To do: Your task is to copy every line of the records below that contains "value".

++++

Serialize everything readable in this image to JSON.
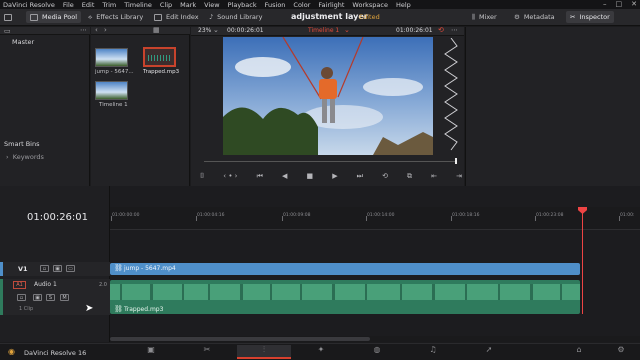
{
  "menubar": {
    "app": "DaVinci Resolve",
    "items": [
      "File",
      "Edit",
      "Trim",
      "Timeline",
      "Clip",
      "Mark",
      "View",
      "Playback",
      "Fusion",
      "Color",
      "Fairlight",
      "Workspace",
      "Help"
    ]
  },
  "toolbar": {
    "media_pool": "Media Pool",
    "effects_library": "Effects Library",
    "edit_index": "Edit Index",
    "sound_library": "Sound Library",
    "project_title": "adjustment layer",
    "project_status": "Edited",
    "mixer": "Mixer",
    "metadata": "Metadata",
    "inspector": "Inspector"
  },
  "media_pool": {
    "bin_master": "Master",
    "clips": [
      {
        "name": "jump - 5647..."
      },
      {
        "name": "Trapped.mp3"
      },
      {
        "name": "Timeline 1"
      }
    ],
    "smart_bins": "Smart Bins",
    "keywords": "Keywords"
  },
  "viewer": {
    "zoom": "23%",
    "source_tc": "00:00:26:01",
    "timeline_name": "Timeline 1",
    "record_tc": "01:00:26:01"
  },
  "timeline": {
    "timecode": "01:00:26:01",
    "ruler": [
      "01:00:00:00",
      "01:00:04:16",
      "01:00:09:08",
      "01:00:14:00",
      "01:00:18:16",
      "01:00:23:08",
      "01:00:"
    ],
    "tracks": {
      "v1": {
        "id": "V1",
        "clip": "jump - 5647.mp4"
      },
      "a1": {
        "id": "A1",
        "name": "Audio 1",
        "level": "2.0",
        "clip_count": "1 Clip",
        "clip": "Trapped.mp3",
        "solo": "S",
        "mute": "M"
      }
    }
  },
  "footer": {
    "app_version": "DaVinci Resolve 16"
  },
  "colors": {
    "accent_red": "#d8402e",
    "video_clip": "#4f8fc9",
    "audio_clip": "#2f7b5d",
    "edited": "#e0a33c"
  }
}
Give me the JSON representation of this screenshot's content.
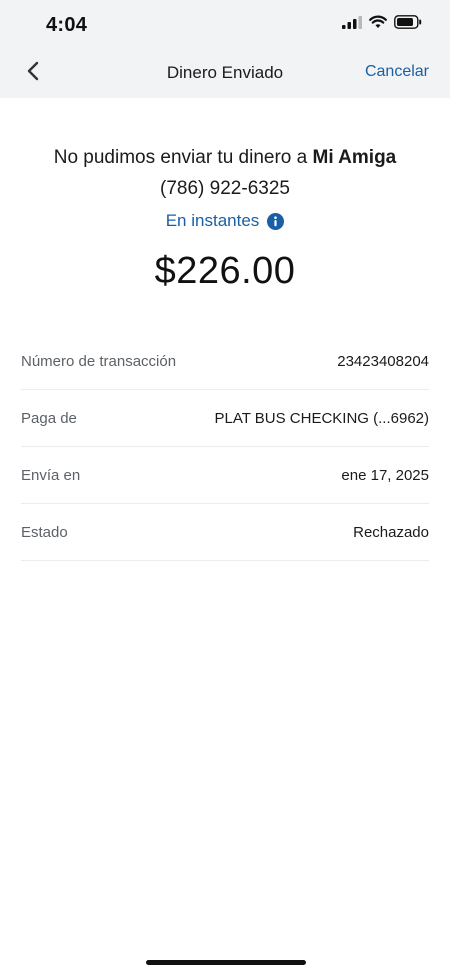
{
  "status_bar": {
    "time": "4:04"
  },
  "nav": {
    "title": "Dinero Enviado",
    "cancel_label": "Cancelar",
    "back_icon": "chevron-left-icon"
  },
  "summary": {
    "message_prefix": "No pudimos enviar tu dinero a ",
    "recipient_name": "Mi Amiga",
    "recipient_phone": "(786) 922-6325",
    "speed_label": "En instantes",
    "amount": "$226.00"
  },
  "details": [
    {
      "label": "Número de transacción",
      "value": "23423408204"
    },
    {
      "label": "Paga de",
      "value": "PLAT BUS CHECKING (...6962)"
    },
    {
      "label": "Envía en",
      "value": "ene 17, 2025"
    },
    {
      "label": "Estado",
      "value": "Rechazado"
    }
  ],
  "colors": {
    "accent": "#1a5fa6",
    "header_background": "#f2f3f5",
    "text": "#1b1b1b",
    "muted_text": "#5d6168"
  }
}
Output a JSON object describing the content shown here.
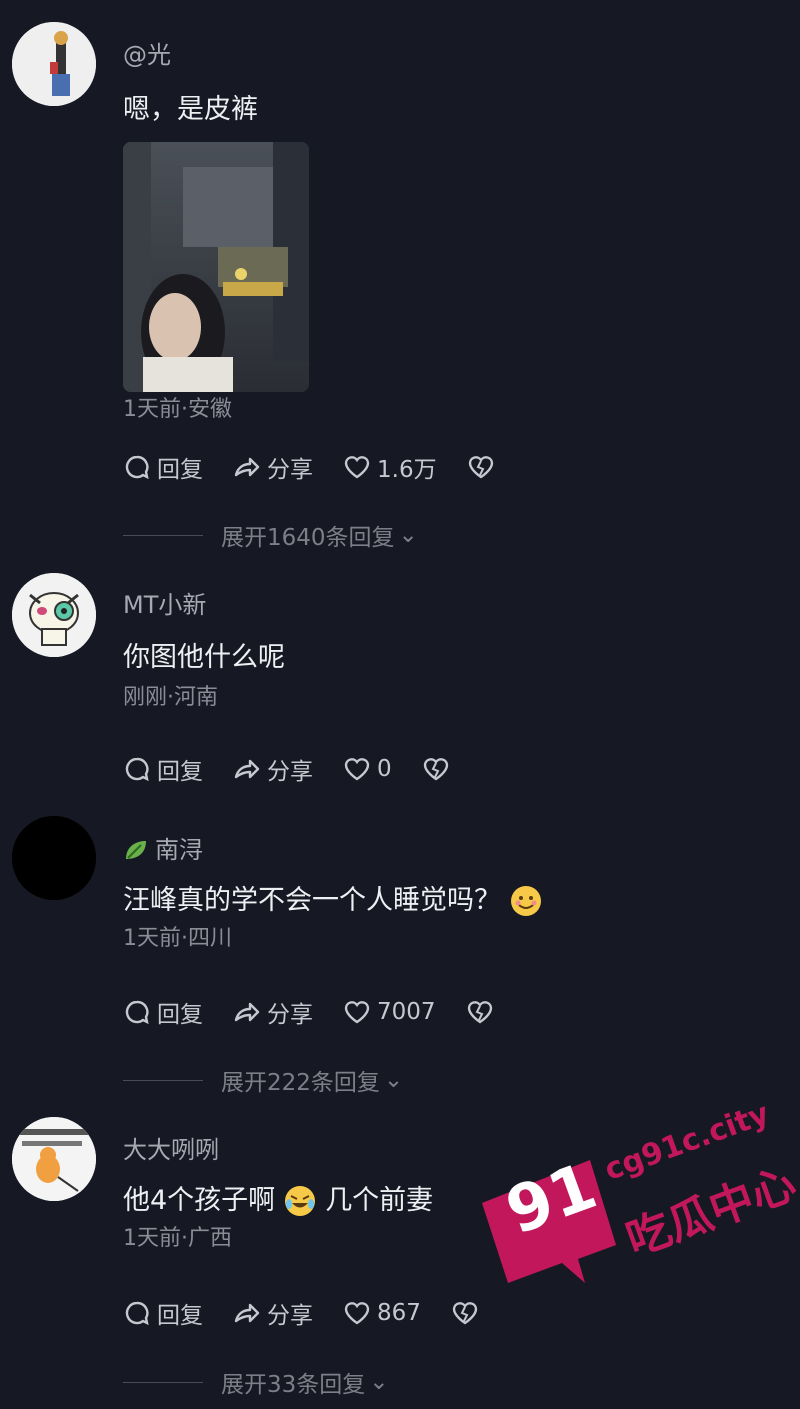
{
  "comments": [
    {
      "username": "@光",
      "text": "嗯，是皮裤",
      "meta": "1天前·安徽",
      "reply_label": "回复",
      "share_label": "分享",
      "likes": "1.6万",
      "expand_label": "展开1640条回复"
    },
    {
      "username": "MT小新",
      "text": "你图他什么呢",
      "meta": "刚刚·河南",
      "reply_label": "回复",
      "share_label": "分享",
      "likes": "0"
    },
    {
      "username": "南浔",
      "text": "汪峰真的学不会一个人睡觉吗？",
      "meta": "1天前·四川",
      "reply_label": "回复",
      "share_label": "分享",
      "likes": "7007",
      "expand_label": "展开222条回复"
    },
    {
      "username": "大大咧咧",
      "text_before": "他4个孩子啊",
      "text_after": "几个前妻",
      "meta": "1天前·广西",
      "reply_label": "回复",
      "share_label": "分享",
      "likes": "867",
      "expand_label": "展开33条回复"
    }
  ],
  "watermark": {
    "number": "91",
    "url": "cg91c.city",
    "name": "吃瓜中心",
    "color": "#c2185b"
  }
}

++++

Response to this exercise:
      "value": "23423408204"
      "value": "PLAT BUS CHECKING (...6962)"
      "value": "ene 17, 2025"
      "value": "Rechazado"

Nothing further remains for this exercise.